• _Instructions for the task_
Print every entry word for word, but omit the pictures.

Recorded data
══════════
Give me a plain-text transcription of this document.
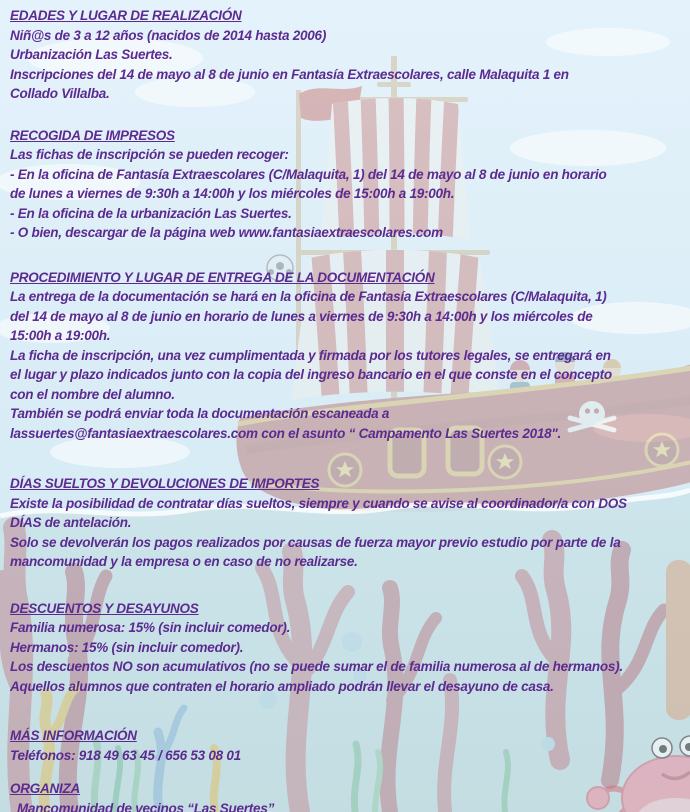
EDADES Y LUGAR DE REALIZACIÓN

Niñ@s de 3 a 12 años (nacidos de 2014 hasta 2006)

Urbanización Las Suertes.

Inscripciones del 14 de mayo al 8 de junio en Fantasía Extraescolares, calle Malaquita 1 en

Collado Villalba.

RECOGIDA DE IMPRESOS

Las fichas de inscripción se pueden recoger:

- En la oficina de Fantasía Extraescolares (C/Malaquita, 1) del 14 de mayo al 8 de junio en horario

de lunes a viernes de 9:30h a 14:00h y los miércoles de 15:00h a 19:00h.

- En la oficina de la urbanización Las Suertes.

- O bien, descargar de la página web www.fantasiaextraescolares.com

PROCEDIMIENTO Y LUGAR DE ENTREGA DE LA DOCUMENTACIÓN

La entrega de la documentación se hará en la oficina de Fantasía Extraescolares (C/Malaquita, 1)

del 14 de mayo al 8 de junio en horario de lunes a viernes de 9:30h a 14:00h y los miércoles de

15:00h a 19:00h.

La ficha de inscripción, una vez cumplimentada y firmada por los tutores legales, se entregará en

el lugar y plazo indicados junto con la copia del ingreso bancario en el que conste en el concepto

con el nombre del alumno.

También se podrá enviar toda la documentación escaneada a

lassuertes@fantasiaextraescolares.com con el asunto “ Campamento Las Suertes 2018".

DÍAS SUELTOS Y DEVOLUCIONES DE IMPORTES

Existe la posibilidad de contratar días sueltos, siempre y cuando se avise al coordinador/a con DOS

DÍAS de antelación.

Solo se devolverán los pagos realizados por causas de fuerza mayor previo estudio por parte de la

mancomunidad y la empresa o en caso de no realizarse.

DESCUENTOS Y DESAYUNOS

Familia numerosa: 15% (sin incluir comedor).

Hermanos: 15% (sin incluir comedor).

Los descuentos NO son acumulativos (no se puede sumar el de familia numerosa al de hermanos).

Aquellos alumnos que contraten el horario ampliado podrán llevar el desayuno de casa.

MÁS INFORMACIÓN

Teléfonos: 918 49 63 45 / 656 53 08 01

ORGANIZA

Mancomunidad de vecinos “Las Suertes”
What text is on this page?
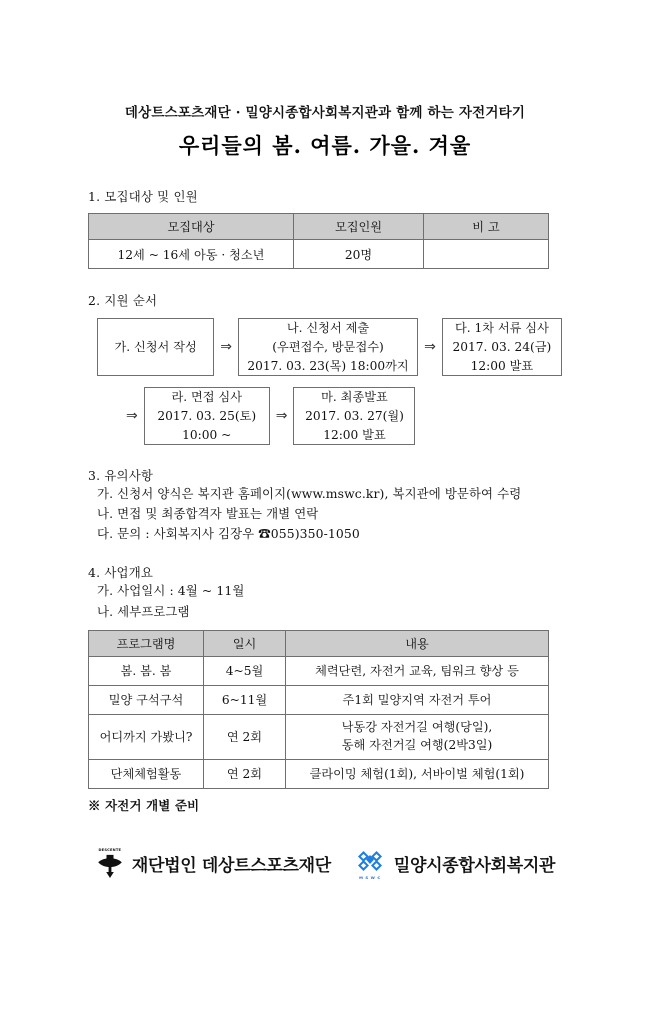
데상트스포츠재단 · 밀양시종합사회복지관과 함께 하는 자전거타기
우리들의 봄. 여름. 가을. 겨울
1. 모집대상 및 인원
모집대상	모집인원	비 고
12세 ~ 16세 아동 · 청소년	20명	
2. 지원 순서
가. 신청서 작성	⇒
나. 신청서 제출
(우편접수, 방문접수)
2017. 03. 23(목) 18:00까지
⇒
다. 1차 서류 심사
2017. 03. 24(금)
12:00 발표
⇒
라. 면접 심사
2017. 03. 25(토)
10:00 ~
⇒
마. 최종발표
2017. 03. 27(월)
12:00 발표
3. 유의사항
가. 신청서 양식은 복지관 홈페이지(www.mswc.kr), 복지관에 방문하여 수령
나. 면접 및 최종합격자 발표는 개별 연락
다. 문의 : 사회복지사 김장우 ☎055)350-1050
4. 사업개요
가. 사업일시 : 4월 ~ 11월
나. 세부프로그램
프로그램명	일시	내용
봄. 봄. 봄	4~5월	체력단련, 자전거 교육, 팀워크 향상 등
밀양 구석구석	6~11월	주1회 밀양지역 자전거 투어
어디까지 가봤니?	연 2회	낙동강 자전거길 여행(당일),
동해 자전거길 여행(2박3일)

단체체험활동	연 2회	클라이밍 체험(1회), 서바이벌 체험(1회)
※ 자전거 개별 준비
DESCENTE
재단법인 데상트스포츠재단
M S W C
밀양시종합사회복지관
══════════
• _Completed task_
Give me a plain-text transcription of this document.
EDADES Y LUGAR DE REALIZACIÓN

Niñ@s de 3 a 12 años (nacidos de 2014 hasta 2006)

Urbanización Las Suertes.

Inscripciones del 14 de mayo al 8 de junio en Fantasía Extraescolares, calle Malaquita 1 en

Collado Villalba.

RECOGIDA DE IMPRESOS

Las fichas de inscripción se pueden recoger:

- En la oficina de Fantasía Extraescolares (C/Malaquita, 1) del 14 de mayo al 8 de junio en horario

de lunes a viernes de 9:30h a 14:00h y los miércoles de 15:00h a 19:00h.

- En la oficina de la urbanización Las Suertes.

- O bien, descargar de la página web www.fantasiaextraescolares.com

PROCEDIMIENTO Y LUGAR DE ENTREGA DE LA DOCUMENTACIÓN

La entrega de la documentación se hará en la oficina de Fantasía Extraescolares (C/Malaquita, 1)

del 14 de mayo al 8 de junio en horario de lunes a viernes de 9:30h a 14:00h y los miércoles de

15:00h a 19:00h.

La ficha de inscripción, una vez cumplimentada y firmada por los tutores legales, se entregará en

el lugar y plazo indicados junto con la copia del ingreso bancario en el que conste en el concepto

con el nombre del alumno.

También se podrá enviar toda la documentación escaneada a

lassuertes@fantasiaextraescolares.com con el asunto “ Campamento Las Suertes 2018".

DÍAS SUELTOS Y DEVOLUCIONES DE IMPORTES

Existe la posibilidad de contratar días sueltos, siempre y cuando se avise al coordinador/a con DOS

DÍAS de antelación.

Solo se devolverán los pagos realizados por causas de fuerza mayor previo estudio por parte de la

mancomunidad y la empresa o en caso de no realizarse.

DESCUENTOS Y DESAYUNOS

Familia numerosa: 15% (sin incluir comedor).

Hermanos: 15% (sin incluir comedor).

Los descuentos NO son acumulativos (no se puede sumar el de familia numerosa al de hermanos).

Aquellos alumnos que contraten el horario ampliado podrán llevar el desayuno de casa.

MÁS INFORMACIÓN

Teléfonos: 918 49 63 45 / 656 53 08 01

ORGANIZA

Mancomunidad de vecinos “Las Suertes”
What text is on this page?
데상트스포츠재단 · 밀양시종합사회복지관과 함께 하는 자전거타기
우리들의 봄. 여름. 가을. 겨울
1. 모집대상 및 인원
모집대상	모집인원	비 고
12세 ~ 16세 아동 · 청소년	20명	
2. 지원 순서
가. 신청서 작성	⇒
나. 신청서 제출
(우편접수, 방문접수)
2017. 03. 23(목) 18:00까지
⇒
다. 1차 서류 심사
2017. 03. 24(금)
12:00 발표
⇒
라. 면접 심사
2017. 03. 25(토)
10:00 ~
⇒
마. 최종발표
2017. 03. 27(월)
12:00 발표
3. 유의사항
가. 신청서 양식은 복지관 홈페이지(www.mswc.kr), 복지관에 방문하여 수령
나. 면접 및 최종합격자 발표는 개별 연락
다. 문의 : 사회복지사 김장우 ☎055)350-1050
4. 사업개요
가. 사업일시 : 4월 ~ 11월
나. 세부프로그램
프로그램명	일시	내용
봄. 봄. 봄	4~5월	체력단련, 자전거 교육, 팀워크 향상 등
밀양 구석구석	6~11월	주1회 밀양지역 자전거 투어
어디까지 가봤니?	연 2회	낙동강 자전거길 여행(당일),
동해 자전거길 여행(2박3일)

단체체험활동	연 2회	클라이밍 체험(1회), 서바이벌 체험(1회)
※ 자전거 개별 준비
DESCENTE
재단법인 데상트스포츠재단
M S W C
밀양시종합사회복지관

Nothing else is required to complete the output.